== TASK MATERIAL ==
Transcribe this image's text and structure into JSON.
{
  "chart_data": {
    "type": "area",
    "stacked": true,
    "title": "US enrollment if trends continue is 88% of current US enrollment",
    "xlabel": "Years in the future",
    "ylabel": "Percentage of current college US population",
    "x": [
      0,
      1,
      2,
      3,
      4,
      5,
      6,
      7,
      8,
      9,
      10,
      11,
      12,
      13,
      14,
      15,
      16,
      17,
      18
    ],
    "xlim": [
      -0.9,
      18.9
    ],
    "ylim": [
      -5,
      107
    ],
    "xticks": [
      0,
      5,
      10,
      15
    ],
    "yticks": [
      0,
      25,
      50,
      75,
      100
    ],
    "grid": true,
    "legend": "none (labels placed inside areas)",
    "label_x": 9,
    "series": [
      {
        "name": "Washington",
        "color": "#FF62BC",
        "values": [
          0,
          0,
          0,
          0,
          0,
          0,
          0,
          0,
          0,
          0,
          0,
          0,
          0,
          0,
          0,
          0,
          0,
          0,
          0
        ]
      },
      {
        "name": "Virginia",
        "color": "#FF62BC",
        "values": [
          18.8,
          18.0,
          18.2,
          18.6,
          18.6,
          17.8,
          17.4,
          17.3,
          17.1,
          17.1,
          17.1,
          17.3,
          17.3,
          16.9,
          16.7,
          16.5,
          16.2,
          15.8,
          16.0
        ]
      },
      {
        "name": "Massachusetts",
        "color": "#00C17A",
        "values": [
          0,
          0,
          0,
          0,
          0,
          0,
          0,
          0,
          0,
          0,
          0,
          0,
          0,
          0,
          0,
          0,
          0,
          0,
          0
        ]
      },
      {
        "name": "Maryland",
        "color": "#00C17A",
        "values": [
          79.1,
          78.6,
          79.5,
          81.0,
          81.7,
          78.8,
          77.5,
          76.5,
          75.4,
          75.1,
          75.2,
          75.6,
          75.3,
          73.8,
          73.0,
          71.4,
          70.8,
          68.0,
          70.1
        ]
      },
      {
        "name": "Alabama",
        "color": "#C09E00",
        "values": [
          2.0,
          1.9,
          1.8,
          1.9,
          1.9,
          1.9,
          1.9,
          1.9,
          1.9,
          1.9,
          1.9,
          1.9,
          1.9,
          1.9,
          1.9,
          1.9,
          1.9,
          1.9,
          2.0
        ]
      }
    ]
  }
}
===
• PROBLEM DESCRIPTION: Every entry must be output again, exactly as written above.

• RESULT FOR THIS TASK:
Transcribe this image's text and structure into JSON.
{
  "chart_data": {
    "type": "area",
    "stacked": true,
    "title": "US enrollment if trends continue is 88% of current US enrollment",
    "xlabel": "Years in the future",
    "ylabel": "Percentage of current college US population",
    "x": [
      0,
      1,
      2,
      3,
      4,
      5,
      6,
      7,
      8,
      9,
      10,
      11,
      12,
      13,
      14,
      15,
      16,
      17,
      18
    ],
    "xlim": [
      -0.9,
      18.9
    ],
    "ylim": [
      -5,
      107
    ],
    "xticks": [
      0,
      5,
      10,
      15
    ],
    "yticks": [
      0,
      25,
      50,
      75,
      100
    ],
    "grid": true,
    "legend": "none (labels placed inside areas)",
    "label_x": 9,
    "series": [
      {
        "name": "Washington",
        "color": "#FF62BC",
        "values": [
          0,
          0,
          0,
          0,
          0,
          0,
          0,
          0,
          0,
          0,
          0,
          0,
          0,
          0,
          0,
          0,
          0,
          0,
          0
        ]
      },
      {
        "name": "Virginia",
        "color": "#FF62BC",
        "values": [
          18.8,
          18.0,
          18.2,
          18.6,
          18.6,
          17.8,
          17.4,
          17.3,
          17.1,
          17.1,
          17.1,
          17.3,
          17.3,
          16.9,
          16.7,
          16.5,
          16.2,
          15.8,
          16.0
        ]
      },
      {
        "name": "Massachusetts",
        "color": "#00C17A",
        "values": [
          0,
          0,
          0,
          0,
          0,
          0,
          0,
          0,
          0,
          0,
          0,
          0,
          0,
          0,
          0,
          0,
          0,
          0,
          0
        ]
      },
      {
        "name": "Maryland",
        "color": "#00C17A",
        "values": [
          79.1,
          78.6,
          79.5,
          81.0,
          81.7,
          78.8,
          77.5,
          76.5,
          75.4,
          75.1,
          75.2,
          75.6,
          75.3,
          73.8,
          73.0,
          71.4,
          70.8,
          68.0,
          70.1
        ]
      },
      {
        "name": "Alabama",
        "color": "#C09E00",
        "values": [
          2.0,
          1.9,
          1.8,
          1.9,
          1.9,
          1.9,
          1.9,
          1.9,
          1.9,
          1.9,
          1.9,
          1.9,
          1.9,
          1.9,
          1.9,
          1.9,
          1.9,
          1.9,
          2.0
        ]
      }
    ]
  }
}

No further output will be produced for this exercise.